■ **Problem to solve**:
Report, as a bare number, how many lines hold "TradingView".

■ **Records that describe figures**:
__________
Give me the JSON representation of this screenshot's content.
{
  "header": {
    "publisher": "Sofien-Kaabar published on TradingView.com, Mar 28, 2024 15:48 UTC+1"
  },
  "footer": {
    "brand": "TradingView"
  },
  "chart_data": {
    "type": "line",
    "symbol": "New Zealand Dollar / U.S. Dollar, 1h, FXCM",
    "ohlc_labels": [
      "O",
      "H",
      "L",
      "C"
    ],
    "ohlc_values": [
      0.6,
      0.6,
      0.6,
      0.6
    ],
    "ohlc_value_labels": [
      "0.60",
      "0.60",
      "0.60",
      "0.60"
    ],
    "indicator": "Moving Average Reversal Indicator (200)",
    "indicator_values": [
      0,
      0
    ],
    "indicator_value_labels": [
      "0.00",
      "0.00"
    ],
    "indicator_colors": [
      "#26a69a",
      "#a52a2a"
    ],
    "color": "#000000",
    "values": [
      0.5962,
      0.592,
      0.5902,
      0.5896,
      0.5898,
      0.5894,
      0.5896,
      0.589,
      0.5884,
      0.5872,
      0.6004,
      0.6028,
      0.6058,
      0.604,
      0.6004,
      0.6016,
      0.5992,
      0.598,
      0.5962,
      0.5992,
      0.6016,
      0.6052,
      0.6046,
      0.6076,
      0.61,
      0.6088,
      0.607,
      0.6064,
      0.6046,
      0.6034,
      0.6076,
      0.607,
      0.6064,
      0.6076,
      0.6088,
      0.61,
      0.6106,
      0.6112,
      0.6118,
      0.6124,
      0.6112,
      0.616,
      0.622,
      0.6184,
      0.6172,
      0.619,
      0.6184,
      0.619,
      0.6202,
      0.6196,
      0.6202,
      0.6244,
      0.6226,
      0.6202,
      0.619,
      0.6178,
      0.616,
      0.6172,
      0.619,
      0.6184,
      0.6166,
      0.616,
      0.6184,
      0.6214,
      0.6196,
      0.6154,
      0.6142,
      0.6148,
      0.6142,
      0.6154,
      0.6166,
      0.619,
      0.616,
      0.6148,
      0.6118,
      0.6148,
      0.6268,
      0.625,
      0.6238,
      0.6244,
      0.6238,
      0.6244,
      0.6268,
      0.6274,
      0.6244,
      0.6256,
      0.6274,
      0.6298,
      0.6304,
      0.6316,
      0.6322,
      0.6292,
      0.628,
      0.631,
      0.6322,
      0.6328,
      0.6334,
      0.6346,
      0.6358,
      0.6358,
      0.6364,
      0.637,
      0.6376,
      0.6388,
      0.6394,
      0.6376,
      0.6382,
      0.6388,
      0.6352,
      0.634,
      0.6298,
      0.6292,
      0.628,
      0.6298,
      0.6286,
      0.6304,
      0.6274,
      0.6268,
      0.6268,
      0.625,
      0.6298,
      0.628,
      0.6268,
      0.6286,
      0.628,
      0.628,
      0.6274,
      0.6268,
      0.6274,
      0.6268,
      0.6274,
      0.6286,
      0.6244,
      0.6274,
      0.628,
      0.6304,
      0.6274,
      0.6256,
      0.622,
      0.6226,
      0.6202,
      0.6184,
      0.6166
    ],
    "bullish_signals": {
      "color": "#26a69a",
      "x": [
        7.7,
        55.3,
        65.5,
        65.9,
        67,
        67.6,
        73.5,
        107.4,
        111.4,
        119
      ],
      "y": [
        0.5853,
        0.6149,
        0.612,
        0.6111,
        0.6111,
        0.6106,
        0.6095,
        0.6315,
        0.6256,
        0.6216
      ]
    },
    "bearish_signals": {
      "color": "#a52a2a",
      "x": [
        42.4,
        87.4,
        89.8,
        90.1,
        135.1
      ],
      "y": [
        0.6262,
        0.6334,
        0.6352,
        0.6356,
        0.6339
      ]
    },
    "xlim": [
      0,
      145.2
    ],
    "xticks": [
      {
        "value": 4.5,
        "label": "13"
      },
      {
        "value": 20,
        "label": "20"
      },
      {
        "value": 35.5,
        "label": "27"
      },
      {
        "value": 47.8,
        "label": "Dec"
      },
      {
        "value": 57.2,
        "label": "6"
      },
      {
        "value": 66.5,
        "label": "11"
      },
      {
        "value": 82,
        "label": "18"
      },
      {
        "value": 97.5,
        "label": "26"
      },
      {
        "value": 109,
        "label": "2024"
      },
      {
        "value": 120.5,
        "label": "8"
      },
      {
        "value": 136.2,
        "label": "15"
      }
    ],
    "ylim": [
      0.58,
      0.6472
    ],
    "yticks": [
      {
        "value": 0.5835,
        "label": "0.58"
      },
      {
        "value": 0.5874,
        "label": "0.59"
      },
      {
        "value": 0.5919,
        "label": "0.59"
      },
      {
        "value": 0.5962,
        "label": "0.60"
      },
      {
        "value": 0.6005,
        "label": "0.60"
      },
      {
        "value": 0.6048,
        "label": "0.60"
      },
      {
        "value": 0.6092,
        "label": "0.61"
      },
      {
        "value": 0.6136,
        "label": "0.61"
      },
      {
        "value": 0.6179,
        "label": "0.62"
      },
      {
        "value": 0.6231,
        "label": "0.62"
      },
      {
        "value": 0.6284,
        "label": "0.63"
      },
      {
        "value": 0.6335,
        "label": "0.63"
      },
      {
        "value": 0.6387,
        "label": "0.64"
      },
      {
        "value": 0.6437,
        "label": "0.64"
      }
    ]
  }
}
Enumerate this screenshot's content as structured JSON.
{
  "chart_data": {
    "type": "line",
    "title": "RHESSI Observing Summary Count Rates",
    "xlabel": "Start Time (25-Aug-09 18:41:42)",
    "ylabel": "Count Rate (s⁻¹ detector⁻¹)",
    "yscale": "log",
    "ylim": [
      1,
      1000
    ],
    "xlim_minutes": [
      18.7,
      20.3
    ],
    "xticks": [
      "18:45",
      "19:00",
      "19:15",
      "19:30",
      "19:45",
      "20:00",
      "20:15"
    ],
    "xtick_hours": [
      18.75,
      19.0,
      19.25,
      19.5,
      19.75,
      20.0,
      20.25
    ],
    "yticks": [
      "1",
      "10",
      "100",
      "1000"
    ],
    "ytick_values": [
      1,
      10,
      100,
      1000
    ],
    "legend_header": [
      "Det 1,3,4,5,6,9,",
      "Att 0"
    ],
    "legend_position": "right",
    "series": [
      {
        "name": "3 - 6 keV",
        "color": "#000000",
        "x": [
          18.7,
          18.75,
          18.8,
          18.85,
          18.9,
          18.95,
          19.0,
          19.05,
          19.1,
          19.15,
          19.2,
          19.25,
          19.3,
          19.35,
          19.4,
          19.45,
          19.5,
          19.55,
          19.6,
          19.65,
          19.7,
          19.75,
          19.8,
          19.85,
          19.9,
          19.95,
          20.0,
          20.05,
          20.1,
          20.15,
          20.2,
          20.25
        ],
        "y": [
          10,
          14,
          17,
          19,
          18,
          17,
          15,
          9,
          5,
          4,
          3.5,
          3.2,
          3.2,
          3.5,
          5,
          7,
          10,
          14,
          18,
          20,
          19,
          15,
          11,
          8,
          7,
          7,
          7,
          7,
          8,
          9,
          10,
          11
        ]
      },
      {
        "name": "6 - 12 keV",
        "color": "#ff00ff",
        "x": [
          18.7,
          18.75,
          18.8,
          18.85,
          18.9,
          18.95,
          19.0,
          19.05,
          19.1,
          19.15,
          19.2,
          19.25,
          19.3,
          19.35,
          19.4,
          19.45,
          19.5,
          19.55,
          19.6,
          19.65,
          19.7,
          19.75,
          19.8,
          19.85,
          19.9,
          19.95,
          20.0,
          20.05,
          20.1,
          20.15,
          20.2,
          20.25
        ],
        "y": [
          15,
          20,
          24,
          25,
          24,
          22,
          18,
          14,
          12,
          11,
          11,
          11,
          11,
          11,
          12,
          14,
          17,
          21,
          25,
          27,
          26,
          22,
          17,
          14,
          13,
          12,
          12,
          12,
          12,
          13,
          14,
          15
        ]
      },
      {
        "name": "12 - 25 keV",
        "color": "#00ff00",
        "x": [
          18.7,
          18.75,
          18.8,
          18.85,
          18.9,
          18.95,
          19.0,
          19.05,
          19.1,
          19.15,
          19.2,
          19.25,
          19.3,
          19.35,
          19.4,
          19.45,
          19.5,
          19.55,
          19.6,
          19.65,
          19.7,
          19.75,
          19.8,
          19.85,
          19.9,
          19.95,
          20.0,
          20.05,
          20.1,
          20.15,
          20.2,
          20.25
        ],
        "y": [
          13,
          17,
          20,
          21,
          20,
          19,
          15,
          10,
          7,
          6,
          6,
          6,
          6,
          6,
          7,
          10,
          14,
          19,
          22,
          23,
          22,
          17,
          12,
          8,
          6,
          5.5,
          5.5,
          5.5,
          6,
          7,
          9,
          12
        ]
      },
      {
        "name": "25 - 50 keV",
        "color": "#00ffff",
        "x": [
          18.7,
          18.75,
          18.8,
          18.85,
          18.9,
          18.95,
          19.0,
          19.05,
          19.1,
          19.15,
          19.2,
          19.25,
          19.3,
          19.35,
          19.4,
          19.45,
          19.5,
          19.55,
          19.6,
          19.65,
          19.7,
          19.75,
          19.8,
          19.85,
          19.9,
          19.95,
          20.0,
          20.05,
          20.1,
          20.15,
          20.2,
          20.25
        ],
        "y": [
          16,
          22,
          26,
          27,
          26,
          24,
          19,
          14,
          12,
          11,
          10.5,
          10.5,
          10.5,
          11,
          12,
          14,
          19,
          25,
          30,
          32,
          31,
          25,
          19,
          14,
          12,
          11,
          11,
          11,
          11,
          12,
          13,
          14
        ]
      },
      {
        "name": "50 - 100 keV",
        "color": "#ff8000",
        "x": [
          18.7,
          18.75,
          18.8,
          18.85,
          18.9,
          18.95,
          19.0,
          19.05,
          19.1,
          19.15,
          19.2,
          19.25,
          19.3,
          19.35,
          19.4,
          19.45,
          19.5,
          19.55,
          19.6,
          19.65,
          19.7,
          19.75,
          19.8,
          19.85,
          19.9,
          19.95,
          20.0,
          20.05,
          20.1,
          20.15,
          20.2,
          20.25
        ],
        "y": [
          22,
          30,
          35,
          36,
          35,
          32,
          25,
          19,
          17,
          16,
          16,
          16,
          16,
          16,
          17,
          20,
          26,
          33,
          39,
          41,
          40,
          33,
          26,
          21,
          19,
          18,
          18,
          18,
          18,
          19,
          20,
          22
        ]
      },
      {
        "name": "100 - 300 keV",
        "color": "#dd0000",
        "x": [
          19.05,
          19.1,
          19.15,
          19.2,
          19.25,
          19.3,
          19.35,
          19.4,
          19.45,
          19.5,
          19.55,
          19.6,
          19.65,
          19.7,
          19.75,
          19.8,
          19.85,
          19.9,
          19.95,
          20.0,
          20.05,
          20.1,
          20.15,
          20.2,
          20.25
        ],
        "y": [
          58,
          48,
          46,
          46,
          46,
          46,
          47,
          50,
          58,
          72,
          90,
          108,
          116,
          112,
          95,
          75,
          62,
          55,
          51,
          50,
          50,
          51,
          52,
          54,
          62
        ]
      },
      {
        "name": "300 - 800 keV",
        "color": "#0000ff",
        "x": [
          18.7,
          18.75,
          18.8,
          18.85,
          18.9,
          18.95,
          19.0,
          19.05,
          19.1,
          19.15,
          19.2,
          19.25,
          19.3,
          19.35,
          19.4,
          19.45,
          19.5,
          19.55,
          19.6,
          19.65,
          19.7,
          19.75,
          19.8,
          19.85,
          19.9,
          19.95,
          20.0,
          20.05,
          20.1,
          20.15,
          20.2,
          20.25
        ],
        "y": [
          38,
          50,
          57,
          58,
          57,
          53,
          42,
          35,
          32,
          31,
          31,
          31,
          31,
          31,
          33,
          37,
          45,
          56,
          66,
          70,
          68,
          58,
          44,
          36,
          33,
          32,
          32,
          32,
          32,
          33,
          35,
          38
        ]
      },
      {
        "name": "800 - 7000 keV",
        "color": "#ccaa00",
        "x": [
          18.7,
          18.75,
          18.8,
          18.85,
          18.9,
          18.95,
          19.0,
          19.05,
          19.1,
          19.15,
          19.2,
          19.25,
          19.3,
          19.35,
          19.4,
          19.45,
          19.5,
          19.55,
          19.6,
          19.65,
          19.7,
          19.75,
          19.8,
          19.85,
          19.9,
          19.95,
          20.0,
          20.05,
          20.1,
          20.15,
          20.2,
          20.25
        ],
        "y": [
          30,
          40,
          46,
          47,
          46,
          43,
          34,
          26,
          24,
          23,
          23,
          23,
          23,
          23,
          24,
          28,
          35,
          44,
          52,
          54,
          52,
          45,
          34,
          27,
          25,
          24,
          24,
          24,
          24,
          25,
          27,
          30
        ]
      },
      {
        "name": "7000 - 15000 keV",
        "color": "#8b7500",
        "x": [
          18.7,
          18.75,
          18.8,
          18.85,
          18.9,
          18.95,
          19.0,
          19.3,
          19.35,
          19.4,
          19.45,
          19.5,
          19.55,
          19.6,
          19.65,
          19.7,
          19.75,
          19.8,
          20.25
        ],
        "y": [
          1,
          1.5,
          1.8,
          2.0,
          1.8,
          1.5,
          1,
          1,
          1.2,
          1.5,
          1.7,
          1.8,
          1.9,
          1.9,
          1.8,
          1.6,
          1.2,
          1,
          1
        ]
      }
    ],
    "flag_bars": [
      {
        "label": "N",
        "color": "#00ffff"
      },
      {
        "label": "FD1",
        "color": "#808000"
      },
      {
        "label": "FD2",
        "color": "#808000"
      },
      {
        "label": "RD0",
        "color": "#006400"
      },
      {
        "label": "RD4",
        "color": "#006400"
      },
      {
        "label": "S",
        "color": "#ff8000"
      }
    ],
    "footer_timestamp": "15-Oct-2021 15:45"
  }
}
__________
■ **Solution for this problem**:
2